**Required work:** Reproduce each line of the material exactly, minus any picture.

= = = = = = =

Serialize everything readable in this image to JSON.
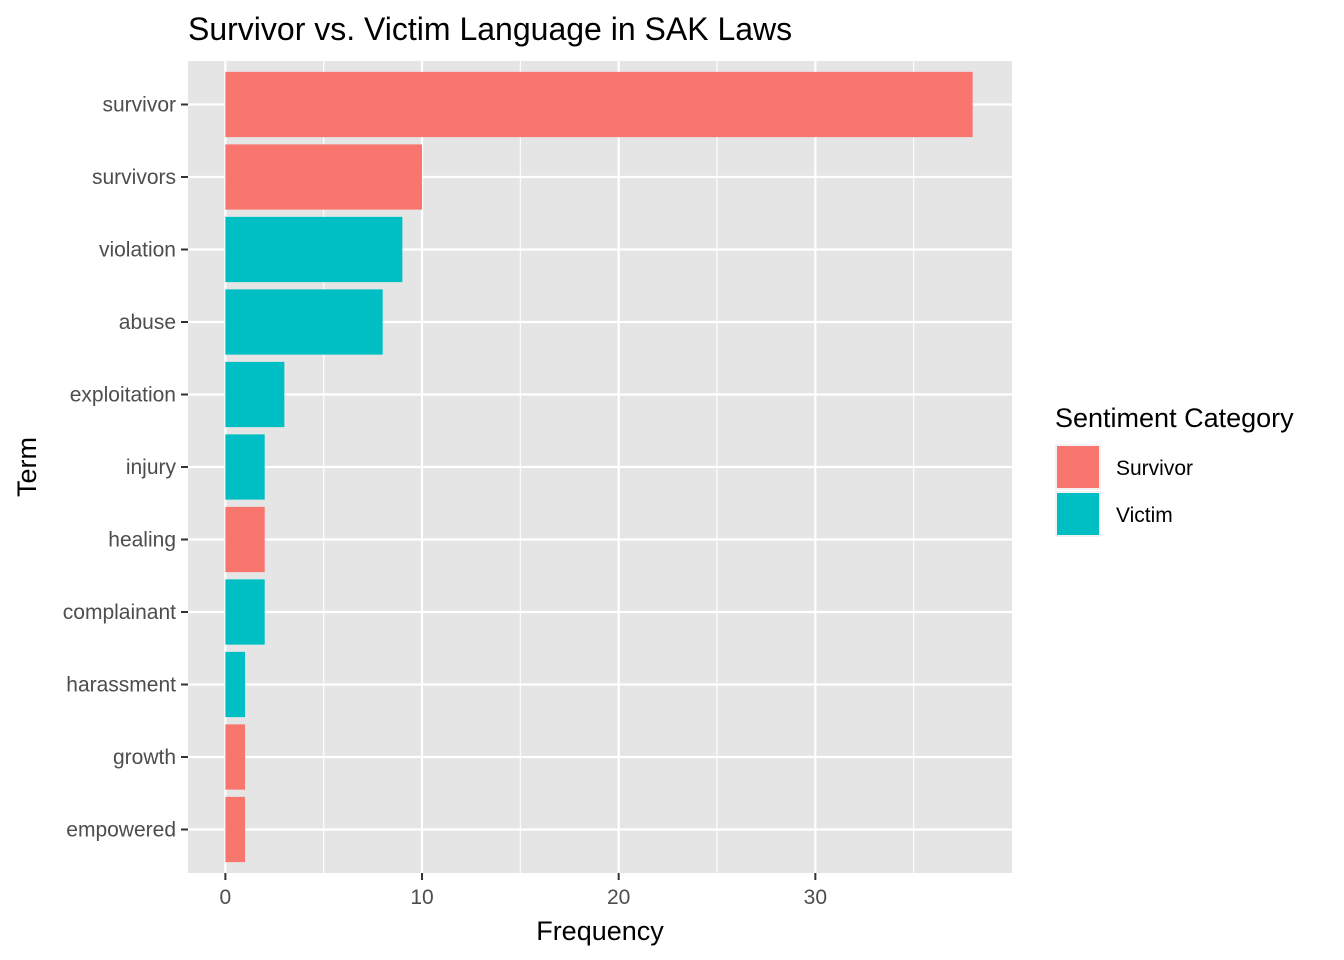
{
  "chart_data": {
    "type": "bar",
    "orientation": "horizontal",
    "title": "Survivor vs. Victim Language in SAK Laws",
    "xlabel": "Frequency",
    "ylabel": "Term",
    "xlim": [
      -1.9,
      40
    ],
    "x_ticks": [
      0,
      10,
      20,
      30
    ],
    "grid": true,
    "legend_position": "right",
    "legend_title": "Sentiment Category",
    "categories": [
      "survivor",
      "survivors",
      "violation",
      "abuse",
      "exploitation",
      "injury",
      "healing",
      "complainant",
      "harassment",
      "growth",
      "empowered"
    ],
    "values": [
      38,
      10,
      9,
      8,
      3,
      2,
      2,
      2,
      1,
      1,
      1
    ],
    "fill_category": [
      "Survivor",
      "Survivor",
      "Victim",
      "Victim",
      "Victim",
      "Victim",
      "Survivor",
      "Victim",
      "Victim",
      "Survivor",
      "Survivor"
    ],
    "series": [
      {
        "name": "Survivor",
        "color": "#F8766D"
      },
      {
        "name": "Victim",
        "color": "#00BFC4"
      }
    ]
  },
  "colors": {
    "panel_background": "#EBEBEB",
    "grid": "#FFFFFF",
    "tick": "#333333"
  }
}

= = = = = = =

**Result below:**
Serialize everything readable in this image to JSON.
{
  "chart_data": {
    "type": "bar",
    "orientation": "horizontal",
    "title": "Survivor vs. Victim Language in SAK Laws",
    "xlabel": "Frequency",
    "ylabel": "Term",
    "xlim": [
      -1.9,
      40
    ],
    "x_ticks": [
      0,
      10,
      20,
      30
    ],
    "grid": true,
    "legend_position": "right",
    "legend_title": "Sentiment Category",
    "categories": [
      "survivor",
      "survivors",
      "violation",
      "abuse",
      "exploitation",
      "injury",
      "healing",
      "complainant",
      "harassment",
      "growth",
      "empowered"
    ],
    "values": [
      38,
      10,
      9,
      8,
      3,
      2,
      2,
      2,
      1,
      1,
      1
    ],
    "fill_category": [
      "Survivor",
      "Survivor",
      "Victim",
      "Victim",
      "Victim",
      "Victim",
      "Survivor",
      "Victim",
      "Victim",
      "Survivor",
      "Survivor"
    ],
    "series": [
      {
        "name": "Survivor",
        "color": "#F8766D"
      },
      {
        "name": "Victim",
        "color": "#00BFC4"
      }
    ]
  },
  "colors": {
    "panel_background": "#EBEBEB",
    "grid": "#FFFFFF",
    "tick": "#333333"
  }
}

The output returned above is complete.